WORK TO BE COMPLETED: From the listing below, pull out all lines with "Stark" in them.

▼▼▼

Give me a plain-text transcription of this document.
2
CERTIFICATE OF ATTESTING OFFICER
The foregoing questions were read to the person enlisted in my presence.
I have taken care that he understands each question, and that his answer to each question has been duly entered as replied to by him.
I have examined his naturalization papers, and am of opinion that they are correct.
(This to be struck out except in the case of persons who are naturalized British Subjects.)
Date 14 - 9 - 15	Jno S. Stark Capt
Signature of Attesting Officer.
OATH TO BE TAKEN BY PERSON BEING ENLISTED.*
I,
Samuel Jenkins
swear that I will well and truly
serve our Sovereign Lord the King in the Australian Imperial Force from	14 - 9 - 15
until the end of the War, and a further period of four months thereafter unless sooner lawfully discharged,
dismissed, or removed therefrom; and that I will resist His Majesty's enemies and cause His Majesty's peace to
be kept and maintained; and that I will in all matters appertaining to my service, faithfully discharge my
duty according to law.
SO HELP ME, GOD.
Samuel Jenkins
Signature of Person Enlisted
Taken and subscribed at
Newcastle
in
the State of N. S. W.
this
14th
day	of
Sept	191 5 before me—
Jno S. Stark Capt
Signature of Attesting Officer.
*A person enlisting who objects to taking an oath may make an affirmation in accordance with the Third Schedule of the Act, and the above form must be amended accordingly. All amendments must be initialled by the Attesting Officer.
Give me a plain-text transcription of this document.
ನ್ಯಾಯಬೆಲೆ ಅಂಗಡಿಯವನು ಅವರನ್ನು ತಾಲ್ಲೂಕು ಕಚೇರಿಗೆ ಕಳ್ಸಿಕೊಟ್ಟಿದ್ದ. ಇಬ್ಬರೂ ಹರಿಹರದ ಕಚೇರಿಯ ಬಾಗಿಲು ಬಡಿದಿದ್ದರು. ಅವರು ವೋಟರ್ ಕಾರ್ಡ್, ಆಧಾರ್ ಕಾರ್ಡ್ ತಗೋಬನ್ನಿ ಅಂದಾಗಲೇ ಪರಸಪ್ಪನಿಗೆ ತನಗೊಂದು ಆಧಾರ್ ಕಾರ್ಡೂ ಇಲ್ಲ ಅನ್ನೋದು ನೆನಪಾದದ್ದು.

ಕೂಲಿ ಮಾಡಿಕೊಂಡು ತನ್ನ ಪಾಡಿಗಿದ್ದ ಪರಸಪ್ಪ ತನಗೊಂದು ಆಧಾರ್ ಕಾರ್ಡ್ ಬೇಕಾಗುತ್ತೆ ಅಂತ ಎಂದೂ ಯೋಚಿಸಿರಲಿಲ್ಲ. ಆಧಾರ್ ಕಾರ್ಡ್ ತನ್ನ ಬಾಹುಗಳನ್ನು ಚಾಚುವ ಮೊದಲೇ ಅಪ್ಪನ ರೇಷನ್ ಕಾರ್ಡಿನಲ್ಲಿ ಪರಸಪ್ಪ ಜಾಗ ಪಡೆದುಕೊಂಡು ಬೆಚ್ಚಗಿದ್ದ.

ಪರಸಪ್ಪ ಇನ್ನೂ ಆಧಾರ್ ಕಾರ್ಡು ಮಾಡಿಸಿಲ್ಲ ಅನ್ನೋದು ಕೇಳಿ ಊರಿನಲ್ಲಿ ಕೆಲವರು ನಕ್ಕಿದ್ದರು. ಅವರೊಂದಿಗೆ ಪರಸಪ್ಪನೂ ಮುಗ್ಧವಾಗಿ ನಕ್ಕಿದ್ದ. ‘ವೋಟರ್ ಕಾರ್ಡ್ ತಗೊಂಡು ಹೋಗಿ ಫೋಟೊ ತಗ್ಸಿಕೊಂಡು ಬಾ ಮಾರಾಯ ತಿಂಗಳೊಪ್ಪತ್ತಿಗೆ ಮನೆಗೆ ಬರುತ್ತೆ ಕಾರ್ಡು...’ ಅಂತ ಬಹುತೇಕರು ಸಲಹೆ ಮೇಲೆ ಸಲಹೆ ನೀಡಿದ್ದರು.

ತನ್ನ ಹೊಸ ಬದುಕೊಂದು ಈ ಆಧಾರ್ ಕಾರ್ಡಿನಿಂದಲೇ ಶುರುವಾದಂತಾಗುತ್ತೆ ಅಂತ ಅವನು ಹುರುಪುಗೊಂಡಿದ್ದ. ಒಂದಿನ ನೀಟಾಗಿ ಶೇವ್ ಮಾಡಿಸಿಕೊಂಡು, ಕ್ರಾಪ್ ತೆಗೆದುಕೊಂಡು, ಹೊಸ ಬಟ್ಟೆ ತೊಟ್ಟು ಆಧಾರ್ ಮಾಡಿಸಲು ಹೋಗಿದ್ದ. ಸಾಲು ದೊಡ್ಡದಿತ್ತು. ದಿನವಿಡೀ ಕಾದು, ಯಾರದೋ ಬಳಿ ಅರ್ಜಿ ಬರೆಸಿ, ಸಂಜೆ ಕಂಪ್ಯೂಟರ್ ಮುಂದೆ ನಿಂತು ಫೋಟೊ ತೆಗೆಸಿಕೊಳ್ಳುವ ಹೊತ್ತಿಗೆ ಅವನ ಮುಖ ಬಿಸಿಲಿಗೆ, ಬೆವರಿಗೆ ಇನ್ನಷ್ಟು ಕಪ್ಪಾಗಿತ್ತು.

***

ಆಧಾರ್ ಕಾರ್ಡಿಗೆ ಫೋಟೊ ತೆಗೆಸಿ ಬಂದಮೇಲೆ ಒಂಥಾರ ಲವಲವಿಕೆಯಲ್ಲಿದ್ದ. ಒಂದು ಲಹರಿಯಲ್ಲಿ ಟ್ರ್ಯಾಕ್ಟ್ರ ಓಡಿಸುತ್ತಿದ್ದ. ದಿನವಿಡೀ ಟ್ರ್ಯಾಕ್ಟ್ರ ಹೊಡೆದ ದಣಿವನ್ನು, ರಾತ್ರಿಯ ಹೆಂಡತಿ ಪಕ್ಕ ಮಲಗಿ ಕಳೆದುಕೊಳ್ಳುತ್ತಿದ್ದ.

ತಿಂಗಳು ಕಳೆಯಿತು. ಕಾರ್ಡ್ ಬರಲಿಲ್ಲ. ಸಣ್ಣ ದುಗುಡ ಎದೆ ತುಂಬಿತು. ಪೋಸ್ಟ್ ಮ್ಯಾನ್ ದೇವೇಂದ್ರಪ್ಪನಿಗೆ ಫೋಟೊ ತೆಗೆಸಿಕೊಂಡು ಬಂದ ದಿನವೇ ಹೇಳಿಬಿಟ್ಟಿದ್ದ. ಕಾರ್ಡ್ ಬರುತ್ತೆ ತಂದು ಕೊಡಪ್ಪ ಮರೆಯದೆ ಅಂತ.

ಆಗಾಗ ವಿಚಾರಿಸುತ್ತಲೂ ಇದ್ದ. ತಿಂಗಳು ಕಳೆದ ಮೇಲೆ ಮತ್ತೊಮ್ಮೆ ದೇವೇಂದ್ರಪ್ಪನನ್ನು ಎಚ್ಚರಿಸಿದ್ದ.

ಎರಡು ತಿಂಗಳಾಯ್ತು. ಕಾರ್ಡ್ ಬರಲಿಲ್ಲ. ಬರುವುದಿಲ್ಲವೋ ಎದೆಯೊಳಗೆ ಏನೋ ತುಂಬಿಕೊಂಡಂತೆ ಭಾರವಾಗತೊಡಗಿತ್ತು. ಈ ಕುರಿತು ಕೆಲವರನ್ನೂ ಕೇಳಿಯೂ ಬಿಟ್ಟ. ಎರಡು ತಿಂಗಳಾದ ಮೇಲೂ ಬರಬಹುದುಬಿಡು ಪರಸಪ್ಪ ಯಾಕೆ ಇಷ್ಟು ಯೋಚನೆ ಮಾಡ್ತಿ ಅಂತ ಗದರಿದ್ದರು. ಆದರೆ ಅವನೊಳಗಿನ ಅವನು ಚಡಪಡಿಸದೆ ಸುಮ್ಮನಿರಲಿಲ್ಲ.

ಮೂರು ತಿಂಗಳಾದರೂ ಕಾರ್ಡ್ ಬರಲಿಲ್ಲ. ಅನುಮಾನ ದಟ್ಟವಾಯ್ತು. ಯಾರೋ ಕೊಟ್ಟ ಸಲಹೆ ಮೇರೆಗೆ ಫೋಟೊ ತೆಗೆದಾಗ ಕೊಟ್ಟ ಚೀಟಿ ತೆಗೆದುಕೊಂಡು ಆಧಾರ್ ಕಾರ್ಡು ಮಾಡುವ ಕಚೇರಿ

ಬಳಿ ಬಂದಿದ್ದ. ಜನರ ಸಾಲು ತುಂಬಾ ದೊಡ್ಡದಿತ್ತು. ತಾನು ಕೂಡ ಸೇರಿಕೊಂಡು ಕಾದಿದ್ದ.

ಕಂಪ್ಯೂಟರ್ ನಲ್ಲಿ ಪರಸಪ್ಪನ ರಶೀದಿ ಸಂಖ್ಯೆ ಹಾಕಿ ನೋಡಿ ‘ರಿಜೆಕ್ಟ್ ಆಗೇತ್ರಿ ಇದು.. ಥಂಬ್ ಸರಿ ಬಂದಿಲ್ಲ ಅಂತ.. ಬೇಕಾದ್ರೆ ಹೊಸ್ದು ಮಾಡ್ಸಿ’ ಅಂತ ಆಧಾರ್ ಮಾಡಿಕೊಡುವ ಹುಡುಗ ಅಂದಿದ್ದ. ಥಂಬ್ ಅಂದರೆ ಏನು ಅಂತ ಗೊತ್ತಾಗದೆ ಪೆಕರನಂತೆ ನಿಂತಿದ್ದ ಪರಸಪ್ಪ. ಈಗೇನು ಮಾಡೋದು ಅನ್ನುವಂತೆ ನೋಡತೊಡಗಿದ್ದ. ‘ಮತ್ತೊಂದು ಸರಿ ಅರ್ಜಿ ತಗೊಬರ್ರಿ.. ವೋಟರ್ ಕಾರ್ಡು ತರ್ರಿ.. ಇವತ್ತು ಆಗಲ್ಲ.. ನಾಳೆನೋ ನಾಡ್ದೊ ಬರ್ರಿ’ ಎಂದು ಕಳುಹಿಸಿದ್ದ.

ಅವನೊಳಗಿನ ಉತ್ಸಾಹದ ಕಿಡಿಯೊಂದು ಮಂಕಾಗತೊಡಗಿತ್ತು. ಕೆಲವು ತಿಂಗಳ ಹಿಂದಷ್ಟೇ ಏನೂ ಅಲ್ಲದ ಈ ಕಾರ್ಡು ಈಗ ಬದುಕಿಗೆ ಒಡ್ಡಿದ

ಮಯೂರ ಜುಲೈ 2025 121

▲▲▲

WRITTEN SOLUTION:
Date 14 - 9 - 15	Jno S. Stark Capt
Jno S. Stark Capt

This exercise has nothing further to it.